**WHAT YOU WILL DO:** Look for "xlabel" in the listing below. Gather each line that contains it.

══ PROVIDED RECORDS

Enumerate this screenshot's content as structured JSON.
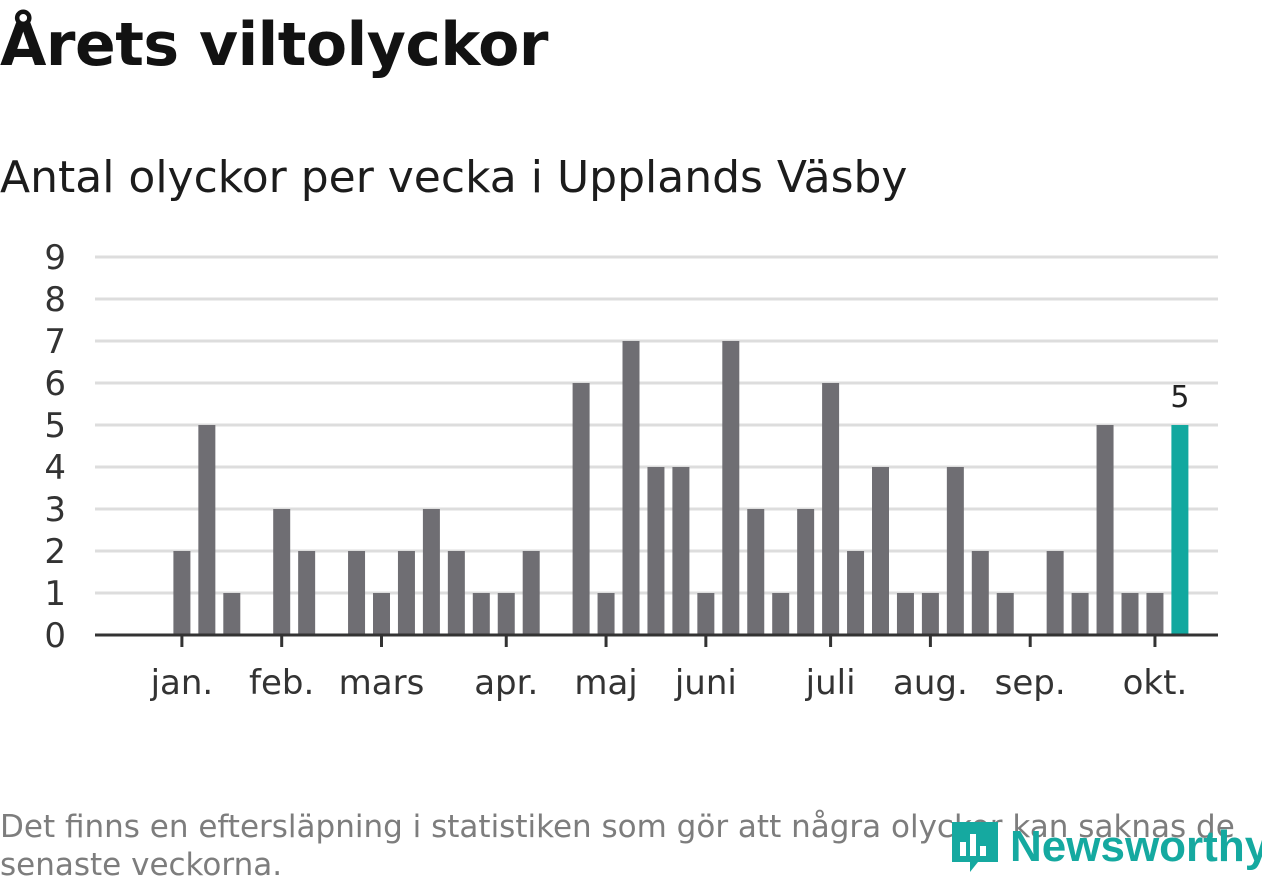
{
  "title": "Årets viltolyckor",
  "subtitle": "Antal olyckor per vecka i Upplands Väsby",
  "footnote": "Det finns en eftersläpning i statistiken som gör att några olyckor kan saknas de senaste veckorna.",
  "logo": {
    "text": "Newsworthy",
    "icon": "newsworthy-logo-icon",
    "color": "#15a9a0"
  },
  "colors": {
    "bar": "#6f6e73",
    "highlight": "#12a89f",
    "grid": "#dddddd",
    "axis": "#333333"
  },
  "chart_data": {
    "type": "bar",
    "title": "Antal olyckor per vecka i Upplands Väsby",
    "xlabel": "",
    "ylabel": "",
    "ylim": [
      0,
      9
    ],
    "yticks": [
      0,
      1,
      2,
      3,
      4,
      5,
      6,
      7,
      8,
      9
    ],
    "grid": true,
    "weeks": [
      1,
      2,
      3,
      4,
      5,
      6,
      7,
      8,
      9,
      10,
      11,
      12,
      13,
      14,
      15,
      16,
      17,
      18,
      19,
      20,
      21,
      22,
      23,
      24,
      25,
      26,
      27,
      28,
      29,
      30,
      31,
      32,
      33,
      34,
      35,
      36,
      37,
      38,
      39,
      40,
      41,
      42,
      43
    ],
    "values": [
      0,
      0,
      2,
      5,
      1,
      0,
      3,
      2,
      0,
      2,
      1,
      2,
      3,
      2,
      1,
      1,
      2,
      0,
      6,
      1,
      7,
      4,
      4,
      1,
      7,
      3,
      1,
      3,
      6,
      2,
      4,
      1,
      1,
      4,
      2,
      1,
      0,
      2,
      1,
      5,
      1,
      1,
      5
    ],
    "month_labels": [
      "jan.",
      "feb.",
      "mars",
      "apr.",
      "maj",
      "juni",
      "juli",
      "aug.",
      "sep.",
      "okt."
    ],
    "month_label_weeks": [
      3,
      7,
      11,
      16,
      20,
      24,
      29,
      33,
      37,
      42
    ],
    "highlight_week": 43,
    "highlight_label": "5"
  }
}
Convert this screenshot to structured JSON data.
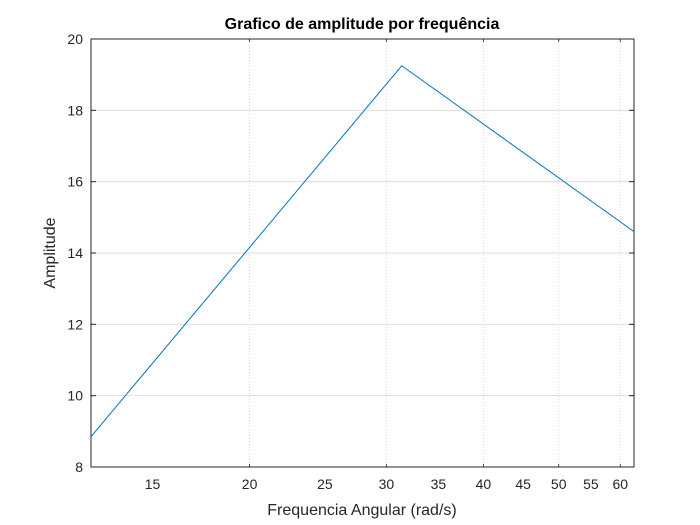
{
  "chart_data": {
    "type": "line",
    "title": "Grafico de amplitude por frequência",
    "xlabel": "Frequencia Angular (rad/s)",
    "ylabel": "Amplitude",
    "xscale": "log",
    "xlim": [
      12.5,
      62.5
    ],
    "ylim": [
      8,
      20
    ],
    "grid": true,
    "x_major_ticks": [
      10,
      100
    ],
    "x_ticks": [
      15,
      20,
      25,
      30,
      35,
      40,
      45,
      50,
      55,
      60
    ],
    "x_tick_labels": [
      "15",
      "20",
      "25",
      "30",
      "35",
      "40",
      "45",
      "50",
      "55",
      "60"
    ],
    "y_ticks": [
      8,
      10,
      12,
      14,
      16,
      18,
      20
    ],
    "y_tick_labels": [
      "8",
      "10",
      "12",
      "14",
      "16",
      "18",
      "20"
    ],
    "series": [
      {
        "color": "#0072BD",
        "x": [
          12.5,
          31.4,
          62.5
        ],
        "y": [
          8.85,
          19.25,
          14.6
        ]
      }
    ]
  }
}
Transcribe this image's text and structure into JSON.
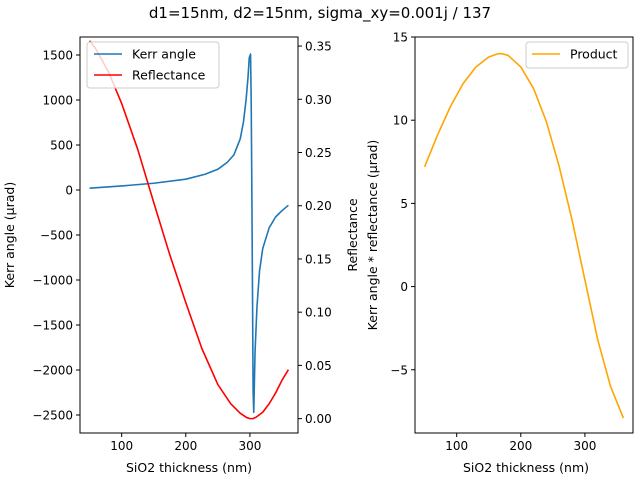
{
  "figure": {
    "title": "d1=15nm, d2=15nm, sigma_xy=0.001j / 137"
  },
  "chart_data": [
    {
      "type": "line",
      "xlabel": "SiO2 thickness (nm)",
      "ylabel": "Kerr angle (µrad)",
      "y2label": "Reflectance",
      "xlim": [
        35,
        375
      ],
      "ylim": [
        -2700,
        1700
      ],
      "y2lim": [
        -0.0135,
        0.3585
      ],
      "xticks": [
        "100",
        "200",
        "300"
      ],
      "yticks": [
        "1500",
        "1000",
        "500",
        "0",
        "−500",
        "−1000",
        "−1500",
        "−2000",
        "−2500"
      ],
      "y2ticks": [
        "0.35",
        "0.30",
        "0.25",
        "0.20",
        "0.15",
        "0.10",
        "0.05",
        "0.00"
      ],
      "legend": "top-left",
      "series": [
        {
          "name": "Kerr angle",
          "axis": "left",
          "color": "#1f77b4",
          "x": [
            50,
            100,
            150,
            200,
            230,
            250,
            265,
            275,
            285,
            290,
            294,
            297,
            299,
            300,
            301,
            302,
            303,
            304,
            305,
            306,
            308,
            311,
            315,
            320,
            330,
            340,
            350,
            360
          ],
          "y": [
            20,
            45,
            75,
            120,
            175,
            230,
            310,
            390,
            570,
            760,
            1000,
            1250,
            1470,
            1490,
            1510,
            1000,
            0,
            -1100,
            -2250,
            -2470,
            -1800,
            -1300,
            -900,
            -650,
            -420,
            -300,
            -230,
            -170
          ]
        },
        {
          "name": "Reflectance",
          "axis": "right",
          "color": "#ff0000",
          "x": [
            50,
            60,
            80,
            100,
            125,
            150,
            175,
            200,
            225,
            250,
            270,
            285,
            295,
            300,
            305,
            310,
            320,
            330,
            340,
            350,
            360
          ],
          "y": [
            0.355,
            0.347,
            0.325,
            0.296,
            0.253,
            0.203,
            0.154,
            0.109,
            0.066,
            0.032,
            0.014,
            0.005,
            0.001,
            0.0,
            0.0,
            0.0015,
            0.006,
            0.014,
            0.024,
            0.036,
            0.046
          ]
        }
      ]
    },
    {
      "type": "line",
      "xlabel": "SiO2 thickness (nm)",
      "ylabel": "Kerr angle * reflectance (µrad)",
      "xlim": [
        35,
        375
      ],
      "ylim": [
        -8.8,
        15
      ],
      "xticks": [
        "100",
        "200",
        "300"
      ],
      "yticks": [
        "15",
        "10",
        "5",
        "0",
        "−5"
      ],
      "legend": "top-right",
      "series": [
        {
          "name": "Product",
          "color": "#ffa500",
          "x": [
            50,
            70,
            90,
            110,
            130,
            150,
            165,
            170,
            180,
            200,
            220,
            240,
            260,
            280,
            300,
            320,
            340,
            360
          ],
          "y": [
            7.2,
            9.1,
            10.8,
            12.2,
            13.2,
            13.8,
            14.0,
            14.0,
            13.9,
            13.2,
            11.9,
            9.9,
            7.2,
            4.0,
            0.4,
            -3.2,
            -6.0,
            -7.9
          ]
        }
      ]
    }
  ]
}
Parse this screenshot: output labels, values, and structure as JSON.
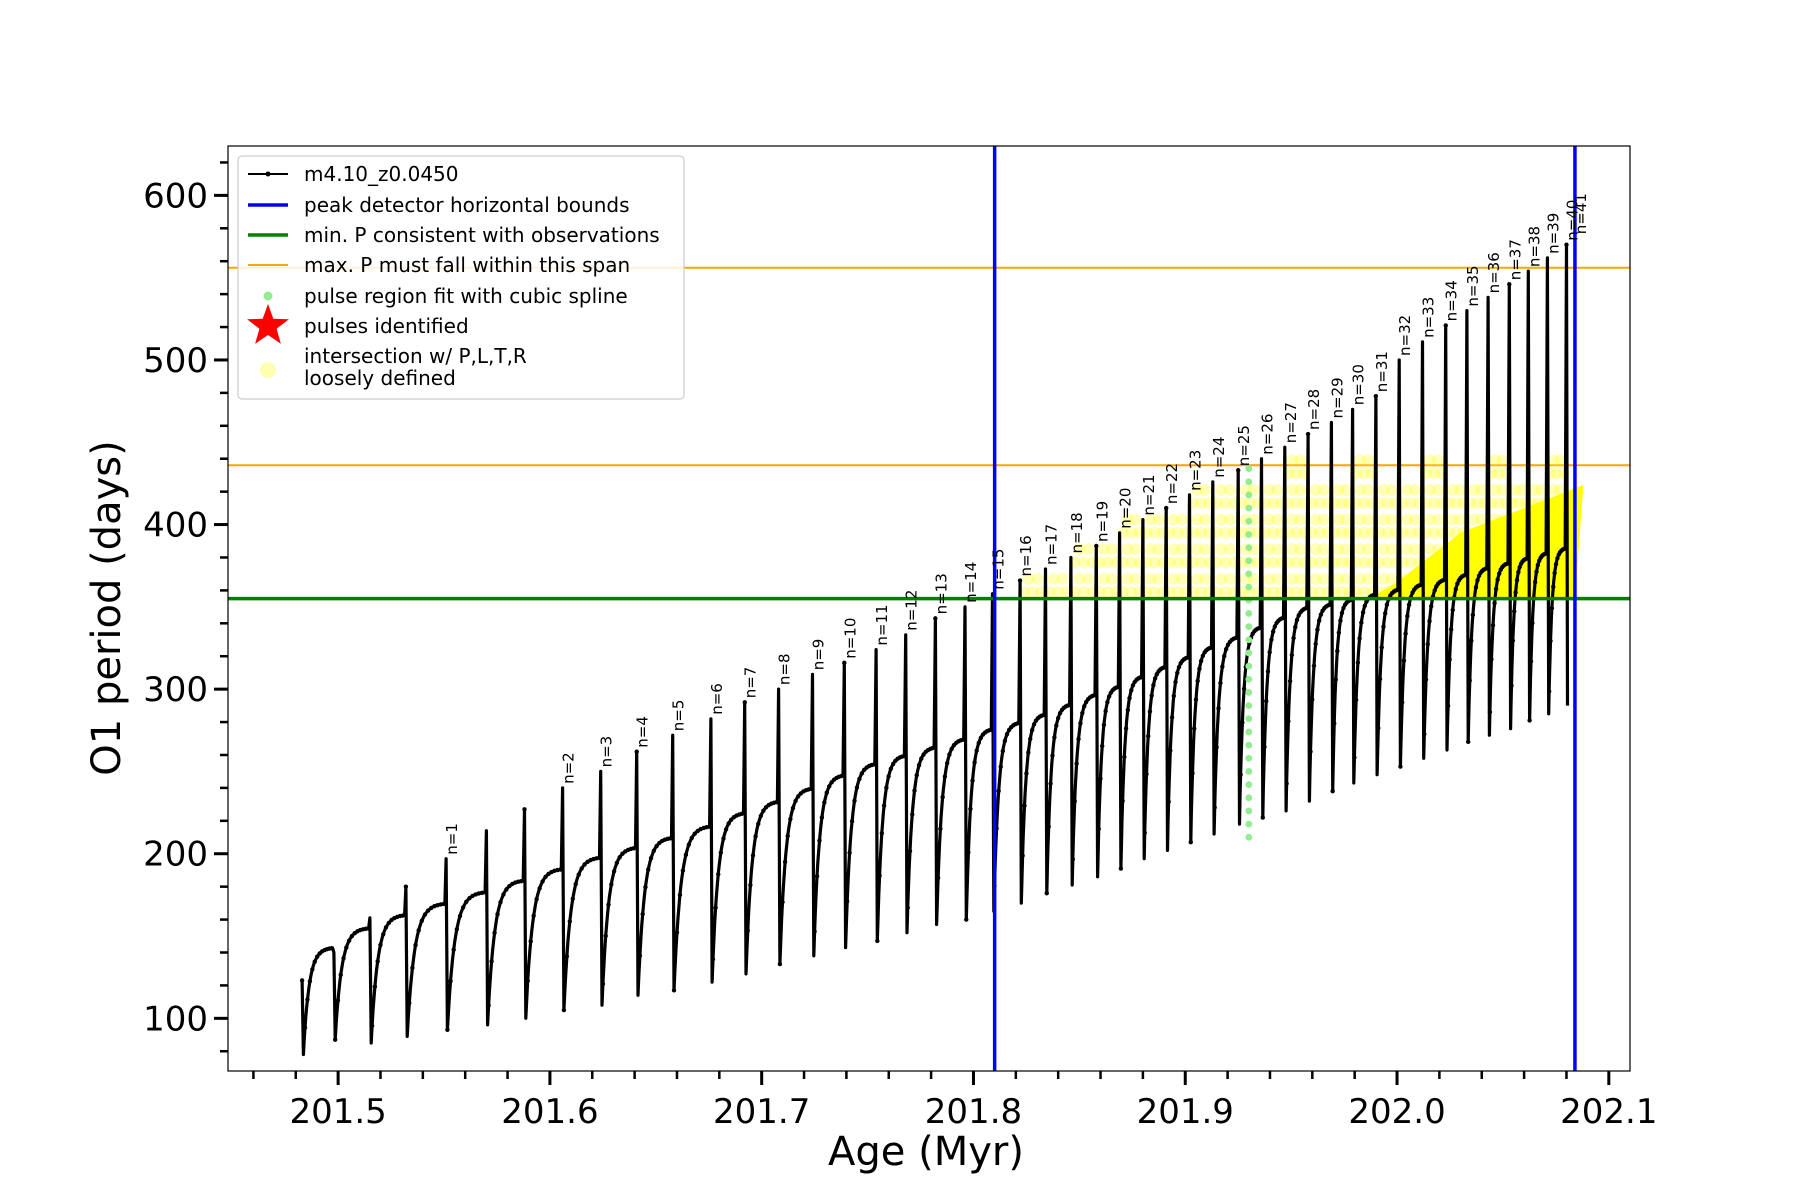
{
  "chart_data": {
    "type": "line",
    "title": "",
    "xlabel": "Age (Myr)",
    "ylabel": "O1 period (days)",
    "xlim": [
      201.448,
      202.11
    ],
    "ylim": [
      68,
      630
    ],
    "x_ticks": [
      201.5,
      201.6,
      201.7,
      201.8,
      201.9,
      202.0,
      202.1
    ],
    "x_tick_labels": [
      "201.5",
      "201.6",
      "201.7",
      "201.8",
      "201.9",
      "202.0",
      "202.1"
    ],
    "y_ticks": [
      100,
      200,
      300,
      400,
      500,
      600
    ],
    "y_tick_labels": [
      "100",
      "200",
      "300",
      "400",
      "500",
      "600"
    ],
    "grid": false,
    "legend_position": "top-left",
    "series": [
      {
        "name": "m4.10_z0.0450",
        "color": "#000000",
        "style": "line-with-dots",
        "cycles": {
          "pulse_ages": [
            201.483,
            201.498,
            201.515,
            201.532,
            201.551,
            201.57,
            201.588,
            201.606,
            201.624,
            201.641,
            201.658,
            201.676,
            201.692,
            201.708,
            201.724,
            201.739,
            201.754,
            201.768,
            201.782,
            201.796,
            201.809,
            201.822,
            201.834,
            201.846,
            201.858,
            201.869,
            201.88,
            201.891,
            201.902,
            201.913,
            201.925,
            201.936,
            201.947,
            201.958,
            201.969,
            201.979,
            201.99,
            202.001,
            202.012,
            202.023,
            202.033,
            202.043,
            202.053,
            202.062,
            202.071,
            202.08
          ],
          "pulse_peak_periods": [
            123,
            140,
            161,
            180,
            197,
            214,
            227,
            240,
            250,
            262,
            272,
            282,
            292,
            300,
            309,
            316,
            324,
            333,
            343,
            350,
            358,
            366,
            373,
            380,
            387,
            395,
            403,
            410,
            418,
            426,
            433,
            440,
            447,
            455,
            462,
            470,
            478,
            500,
            511,
            521,
            530,
            538,
            546,
            554,
            562,
            570
          ],
          "trough_periods": [
            78,
            87,
            85,
            89,
            93,
            96,
            100,
            105,
            108,
            114,
            117,
            122,
            127,
            133,
            138,
            143,
            147,
            152,
            157,
            160,
            165,
            170,
            176,
            181,
            186,
            191,
            197,
            202,
            207,
            212,
            218,
            222,
            226,
            232,
            238,
            243,
            248,
            253,
            258,
            263,
            268,
            272,
            276,
            281,
            285,
            290
          ],
          "interpulse_max_periods": [
            143,
            155,
            163,
            170,
            177,
            184,
            191,
            198,
            204,
            210,
            217,
            225,
            232,
            240,
            248,
            255,
            260,
            265,
            270,
            276,
            280,
            285,
            291,
            297,
            302,
            308,
            314,
            320,
            326,
            332,
            338,
            344,
            350,
            352,
            355,
            358,
            361,
            364,
            367,
            370,
            374,
            377,
            380,
            383,
            386,
            389
          ]
        }
      },
      {
        "name": "peak detector horizontal bounds",
        "color": "#0000ff",
        "type": "vline",
        "x": [
          201.81,
          202.084
        ]
      },
      {
        "name": "min. P consistent with observations",
        "color": "#008000",
        "type": "hline",
        "y": [
          355
        ]
      },
      {
        "name": "max. P must fall within this span",
        "color": "#ffa500",
        "type": "hline",
        "y": [
          436,
          556
        ]
      },
      {
        "name": "pulse region fit with cubic spline",
        "color": "#90ee90",
        "type": "scatter",
        "x": 201.93,
        "y_range": [
          210,
          438
        ]
      },
      {
        "name": "pulses identified",
        "color": "#ff0000",
        "type": "marker-star"
      },
      {
        "name": "intersection w/ P,L,T,R\nloosely defined",
        "color": "#ffff00",
        "type": "scatter"
      }
    ],
    "pulse_labels": {
      "labels": [
        "n=1",
        "n=2",
        "n=3",
        "n=4",
        "n=5",
        "n=6",
        "n=7",
        "n=8",
        "n=9",
        "n=10",
        "n=11",
        "n=12",
        "n=13",
        "n=14",
        "n=15",
        "n=16",
        "n=17",
        "n=18",
        "n=19",
        "n=20",
        "n=21",
        "n=22",
        "n=23",
        "n=24",
        "n=25",
        "n=26",
        "n=27",
        "n=28",
        "n=29",
        "n=30",
        "n=31",
        "n=32",
        "n=33",
        "n=34",
        "n=35",
        "n=36",
        "n=37",
        "n=38",
        "n=39",
        "n=40",
        "n=41"
      ],
      "x": [
        201.551,
        201.606,
        201.624,
        201.641,
        201.658,
        201.676,
        201.692,
        201.708,
        201.724,
        201.739,
        201.754,
        201.768,
        201.782,
        201.796,
        201.809,
        201.822,
        201.834,
        201.846,
        201.858,
        201.869,
        201.88,
        201.891,
        201.902,
        201.913,
        201.925,
        201.936,
        201.947,
        201.958,
        201.969,
        201.979,
        201.99,
        202.001,
        202.012,
        202.023,
        202.033,
        202.043,
        202.053,
        202.062,
        202.071,
        202.08,
        202.084
      ],
      "y": [
        197,
        240,
        250,
        262,
        272,
        282,
        292,
        300,
        309,
        316,
        324,
        333,
        343,
        350,
        358,
        366,
        373,
        380,
        387,
        395,
        403,
        410,
        418,
        426,
        433,
        440,
        447,
        455,
        462,
        470,
        478,
        500,
        511,
        521,
        530,
        538,
        546,
        554,
        562,
        570,
        574
      ]
    }
  }
}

════

**RESPONSE:**
    "xlabel": "",
    "xlabel": "Frequencia Angular (rad/s)",
      "xlabel": "SiO2 thickness (nm)",
      "xlabel": "SiO2 thickness (nm)",
    "xlabel": "Age (Myr)",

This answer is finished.